— BEGIN —
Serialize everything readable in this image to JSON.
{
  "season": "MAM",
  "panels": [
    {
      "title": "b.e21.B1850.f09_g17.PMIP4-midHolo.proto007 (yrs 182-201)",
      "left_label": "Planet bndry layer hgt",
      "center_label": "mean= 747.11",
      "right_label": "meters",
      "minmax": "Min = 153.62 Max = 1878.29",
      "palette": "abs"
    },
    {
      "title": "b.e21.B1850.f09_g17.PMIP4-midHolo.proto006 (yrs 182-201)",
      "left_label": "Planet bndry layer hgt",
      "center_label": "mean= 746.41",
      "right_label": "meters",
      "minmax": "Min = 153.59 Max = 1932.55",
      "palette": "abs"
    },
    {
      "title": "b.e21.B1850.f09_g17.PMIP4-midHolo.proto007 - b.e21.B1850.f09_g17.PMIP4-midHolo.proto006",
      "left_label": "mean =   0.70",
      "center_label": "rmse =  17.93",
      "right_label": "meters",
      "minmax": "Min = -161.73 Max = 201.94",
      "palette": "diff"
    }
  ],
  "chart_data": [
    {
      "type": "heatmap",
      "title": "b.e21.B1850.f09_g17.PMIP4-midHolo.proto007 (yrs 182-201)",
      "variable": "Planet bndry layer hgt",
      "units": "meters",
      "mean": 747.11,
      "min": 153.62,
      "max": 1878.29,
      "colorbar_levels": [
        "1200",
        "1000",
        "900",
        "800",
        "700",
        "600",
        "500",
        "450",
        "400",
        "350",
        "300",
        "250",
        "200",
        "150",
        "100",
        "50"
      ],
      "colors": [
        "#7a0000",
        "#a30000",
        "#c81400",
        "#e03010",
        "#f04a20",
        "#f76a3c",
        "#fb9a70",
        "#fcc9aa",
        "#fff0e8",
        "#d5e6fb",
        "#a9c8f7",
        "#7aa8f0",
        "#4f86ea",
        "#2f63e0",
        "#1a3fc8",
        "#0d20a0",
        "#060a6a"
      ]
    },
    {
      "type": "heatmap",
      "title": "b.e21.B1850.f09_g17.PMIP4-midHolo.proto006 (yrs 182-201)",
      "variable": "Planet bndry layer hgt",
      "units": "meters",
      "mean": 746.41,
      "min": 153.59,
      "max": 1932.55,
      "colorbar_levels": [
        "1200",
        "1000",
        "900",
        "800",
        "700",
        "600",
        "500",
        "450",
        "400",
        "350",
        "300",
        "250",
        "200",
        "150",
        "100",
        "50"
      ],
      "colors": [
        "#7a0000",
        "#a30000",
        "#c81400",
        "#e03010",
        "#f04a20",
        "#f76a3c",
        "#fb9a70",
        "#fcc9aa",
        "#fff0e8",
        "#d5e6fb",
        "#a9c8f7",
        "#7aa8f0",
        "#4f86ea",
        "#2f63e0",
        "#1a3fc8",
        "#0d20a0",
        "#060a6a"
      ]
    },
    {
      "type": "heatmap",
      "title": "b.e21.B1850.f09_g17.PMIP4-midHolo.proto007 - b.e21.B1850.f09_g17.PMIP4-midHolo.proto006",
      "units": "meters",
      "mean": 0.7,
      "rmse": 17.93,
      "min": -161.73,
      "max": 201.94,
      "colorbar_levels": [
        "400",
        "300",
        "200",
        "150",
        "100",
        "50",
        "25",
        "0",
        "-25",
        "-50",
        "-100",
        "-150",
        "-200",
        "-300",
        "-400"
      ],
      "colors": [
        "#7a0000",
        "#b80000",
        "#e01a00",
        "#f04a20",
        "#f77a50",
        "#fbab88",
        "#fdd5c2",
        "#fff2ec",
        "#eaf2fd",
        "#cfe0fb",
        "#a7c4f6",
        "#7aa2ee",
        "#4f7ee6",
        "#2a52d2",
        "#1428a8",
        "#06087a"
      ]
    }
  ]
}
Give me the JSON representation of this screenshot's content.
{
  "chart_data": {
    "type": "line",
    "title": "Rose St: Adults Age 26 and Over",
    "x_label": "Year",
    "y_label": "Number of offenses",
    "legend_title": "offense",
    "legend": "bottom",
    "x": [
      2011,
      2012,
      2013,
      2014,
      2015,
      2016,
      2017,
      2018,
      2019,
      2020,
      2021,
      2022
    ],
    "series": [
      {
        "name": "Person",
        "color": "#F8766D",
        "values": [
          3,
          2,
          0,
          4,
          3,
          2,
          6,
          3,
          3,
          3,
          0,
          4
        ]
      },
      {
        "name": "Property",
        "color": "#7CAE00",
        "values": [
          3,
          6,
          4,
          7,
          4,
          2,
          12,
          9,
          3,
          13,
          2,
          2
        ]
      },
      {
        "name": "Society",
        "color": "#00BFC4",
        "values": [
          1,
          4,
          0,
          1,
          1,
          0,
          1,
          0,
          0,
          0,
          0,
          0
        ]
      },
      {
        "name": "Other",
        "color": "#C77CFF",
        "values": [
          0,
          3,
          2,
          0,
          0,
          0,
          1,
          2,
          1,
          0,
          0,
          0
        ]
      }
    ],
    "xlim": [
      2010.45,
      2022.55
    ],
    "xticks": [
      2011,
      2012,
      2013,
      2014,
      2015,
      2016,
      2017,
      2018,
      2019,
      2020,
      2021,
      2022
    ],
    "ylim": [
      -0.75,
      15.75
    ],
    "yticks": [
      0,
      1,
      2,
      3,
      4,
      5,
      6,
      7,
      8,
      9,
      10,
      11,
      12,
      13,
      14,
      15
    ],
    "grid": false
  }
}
— END —
— BEGIN —
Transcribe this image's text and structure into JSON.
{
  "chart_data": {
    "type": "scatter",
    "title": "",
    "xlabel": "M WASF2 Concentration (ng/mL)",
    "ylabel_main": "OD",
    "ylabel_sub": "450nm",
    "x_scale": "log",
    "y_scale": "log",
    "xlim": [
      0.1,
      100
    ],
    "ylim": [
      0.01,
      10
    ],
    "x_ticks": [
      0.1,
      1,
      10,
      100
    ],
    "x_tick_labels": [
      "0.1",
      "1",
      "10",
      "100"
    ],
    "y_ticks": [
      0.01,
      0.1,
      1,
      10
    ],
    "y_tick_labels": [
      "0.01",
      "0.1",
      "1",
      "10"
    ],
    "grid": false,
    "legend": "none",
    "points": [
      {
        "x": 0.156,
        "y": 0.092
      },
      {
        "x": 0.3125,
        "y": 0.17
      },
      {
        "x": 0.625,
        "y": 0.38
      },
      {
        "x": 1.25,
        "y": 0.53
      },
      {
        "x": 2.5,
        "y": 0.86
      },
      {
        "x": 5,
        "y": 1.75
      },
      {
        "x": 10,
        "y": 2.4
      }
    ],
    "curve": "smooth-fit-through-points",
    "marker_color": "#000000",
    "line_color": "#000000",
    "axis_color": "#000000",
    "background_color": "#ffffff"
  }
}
— END —
Return each line among the entries that holds the word "this".

▸ Written answer:
Serialize everything readable in this image to JSON.
Give me the JSON representation of this screenshot's content.
Transcribe this image's text and structure into JSON.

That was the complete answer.